=== Problem requirements ===
Everything in the listing should be restated word for word.

=== Given records ===
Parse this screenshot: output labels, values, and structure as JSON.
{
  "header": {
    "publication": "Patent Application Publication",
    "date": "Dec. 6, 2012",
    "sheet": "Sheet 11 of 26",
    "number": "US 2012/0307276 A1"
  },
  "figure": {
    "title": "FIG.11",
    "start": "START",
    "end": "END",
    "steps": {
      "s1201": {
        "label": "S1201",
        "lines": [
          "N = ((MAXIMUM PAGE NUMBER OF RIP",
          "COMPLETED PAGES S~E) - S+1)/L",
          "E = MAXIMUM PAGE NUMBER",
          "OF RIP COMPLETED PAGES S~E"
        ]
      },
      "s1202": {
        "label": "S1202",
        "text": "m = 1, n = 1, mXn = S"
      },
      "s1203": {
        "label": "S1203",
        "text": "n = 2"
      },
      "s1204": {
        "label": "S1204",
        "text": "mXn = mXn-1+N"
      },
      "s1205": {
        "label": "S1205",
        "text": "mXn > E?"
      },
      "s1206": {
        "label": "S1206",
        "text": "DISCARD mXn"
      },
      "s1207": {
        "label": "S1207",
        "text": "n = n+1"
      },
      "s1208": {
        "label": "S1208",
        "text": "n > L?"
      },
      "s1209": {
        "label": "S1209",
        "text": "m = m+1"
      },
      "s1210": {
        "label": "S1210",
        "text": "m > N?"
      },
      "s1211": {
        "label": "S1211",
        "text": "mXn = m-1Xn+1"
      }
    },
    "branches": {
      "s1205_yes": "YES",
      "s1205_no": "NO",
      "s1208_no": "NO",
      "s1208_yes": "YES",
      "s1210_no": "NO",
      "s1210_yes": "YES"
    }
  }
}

=== Response to the exercise ===
Parse this screenshot: output labels, values, and structure as JSON.
{
  "header": {
    "publication": "Patent Application Publication",
    "date": "Dec. 6, 2012",
    "sheet": "Sheet 11 of 26",
    "number": "US 2012/0307276 A1"
  },
  "figure": {
    "title": "FIG.11",
    "start": "START",
    "end": "END",
    "steps": {
      "s1201": {
        "label": "S1201",
        "lines": [
          "N = ((MAXIMUM PAGE NUMBER OF RIP",
          "COMPLETED PAGES S~E) - S+1)/L",
          "E = MAXIMUM PAGE NUMBER",
          "OF RIP COMPLETED PAGES S~E"
        ]
      },
      "s1202": {
        "label": "S1202",
        "text": "m = 1, n = 1, mXn = S"
      },
      "s1203": {
        "label": "S1203",
        "text": "n = 2"
      },
      "s1204": {
        "label": "S1204",
        "text": "mXn = mXn-1+N"
      },
      "s1205": {
        "label": "S1205",
        "text": "mXn > E?"
      },
      "s1206": {
        "label": "S1206",
        "text": "DISCARD mXn"
      },
      "s1207": {
        "label": "S1207",
        "text": "n = n+1"
      },
      "s1208": {
        "label": "S1208",
        "text": "n > L?"
      },
      "s1209": {
        "label": "S1209",
        "text": "m = m+1"
      },
      "s1210": {
        "label": "S1210",
        "text": "m > N?"
      },
      "s1211": {
        "label": "S1211",
        "text": "mXn = m-1Xn+1"
      }
    },
    "branches": {
      "s1205_yes": "YES",
      "s1205_no": "NO",
      "s1208_no": "NO",
      "s1208_yes": "YES",
      "s1210_no": "NO",
      "s1210_yes": "YES"
    }
  }
}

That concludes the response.